Boxed element entries

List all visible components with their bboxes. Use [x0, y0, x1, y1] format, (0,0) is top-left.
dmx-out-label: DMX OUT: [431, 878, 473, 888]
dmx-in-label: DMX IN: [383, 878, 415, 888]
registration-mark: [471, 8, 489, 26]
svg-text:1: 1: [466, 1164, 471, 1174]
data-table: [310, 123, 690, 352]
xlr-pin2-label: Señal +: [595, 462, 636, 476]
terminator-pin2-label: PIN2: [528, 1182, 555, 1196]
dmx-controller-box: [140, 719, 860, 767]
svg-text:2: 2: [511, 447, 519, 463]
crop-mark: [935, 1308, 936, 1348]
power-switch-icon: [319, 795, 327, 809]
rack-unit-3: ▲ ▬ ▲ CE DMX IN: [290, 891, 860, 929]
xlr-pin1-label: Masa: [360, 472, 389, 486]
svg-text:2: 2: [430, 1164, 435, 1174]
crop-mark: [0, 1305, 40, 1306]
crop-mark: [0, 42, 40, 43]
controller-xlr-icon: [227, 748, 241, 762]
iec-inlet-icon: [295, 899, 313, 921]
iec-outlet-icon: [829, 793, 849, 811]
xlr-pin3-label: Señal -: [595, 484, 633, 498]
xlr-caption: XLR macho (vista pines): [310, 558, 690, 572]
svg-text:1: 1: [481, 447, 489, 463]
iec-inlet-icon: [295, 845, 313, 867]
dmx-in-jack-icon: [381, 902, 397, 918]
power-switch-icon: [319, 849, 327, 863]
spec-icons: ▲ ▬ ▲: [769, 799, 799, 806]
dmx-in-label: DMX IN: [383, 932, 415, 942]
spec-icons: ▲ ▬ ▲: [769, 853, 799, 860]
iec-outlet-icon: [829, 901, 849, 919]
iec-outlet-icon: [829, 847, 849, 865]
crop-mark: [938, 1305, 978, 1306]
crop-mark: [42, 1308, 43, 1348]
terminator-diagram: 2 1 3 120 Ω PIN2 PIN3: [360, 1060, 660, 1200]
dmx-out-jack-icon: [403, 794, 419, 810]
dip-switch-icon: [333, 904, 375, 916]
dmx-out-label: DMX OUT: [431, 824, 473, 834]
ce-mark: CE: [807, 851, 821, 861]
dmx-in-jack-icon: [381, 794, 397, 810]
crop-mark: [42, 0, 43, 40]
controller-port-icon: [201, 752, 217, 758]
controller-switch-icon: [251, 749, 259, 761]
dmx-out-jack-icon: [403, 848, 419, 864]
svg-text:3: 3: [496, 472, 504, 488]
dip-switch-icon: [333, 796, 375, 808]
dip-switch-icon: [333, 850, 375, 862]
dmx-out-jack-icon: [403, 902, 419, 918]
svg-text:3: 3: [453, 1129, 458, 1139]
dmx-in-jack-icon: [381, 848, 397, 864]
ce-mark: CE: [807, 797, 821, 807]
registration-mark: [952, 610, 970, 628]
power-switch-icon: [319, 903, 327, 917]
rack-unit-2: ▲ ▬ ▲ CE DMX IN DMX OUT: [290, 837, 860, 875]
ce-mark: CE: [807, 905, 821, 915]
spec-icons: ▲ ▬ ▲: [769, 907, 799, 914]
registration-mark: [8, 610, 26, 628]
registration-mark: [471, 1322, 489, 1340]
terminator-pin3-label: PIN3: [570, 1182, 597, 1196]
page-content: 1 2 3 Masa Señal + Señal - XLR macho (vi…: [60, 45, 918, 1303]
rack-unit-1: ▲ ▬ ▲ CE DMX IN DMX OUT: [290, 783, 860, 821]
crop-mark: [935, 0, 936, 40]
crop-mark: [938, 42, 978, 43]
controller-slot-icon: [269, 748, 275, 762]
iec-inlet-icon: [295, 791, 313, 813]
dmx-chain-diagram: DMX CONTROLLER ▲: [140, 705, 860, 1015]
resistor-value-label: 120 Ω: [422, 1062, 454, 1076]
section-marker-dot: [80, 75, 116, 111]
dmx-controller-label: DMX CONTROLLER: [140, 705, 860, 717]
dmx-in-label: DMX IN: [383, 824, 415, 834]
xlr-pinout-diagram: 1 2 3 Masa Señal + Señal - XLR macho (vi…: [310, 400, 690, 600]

# Task to carry out
Which of the lines above contain the string "spec"? Copy each of them in full.

# The completed task
spec-icons: ▲ ▬ ▲: [769, 799, 799, 806]
spec-icons: ▲ ▬ ▲: [769, 853, 799, 860]
spec-icons: ▲ ▬ ▲: [769, 907, 799, 914]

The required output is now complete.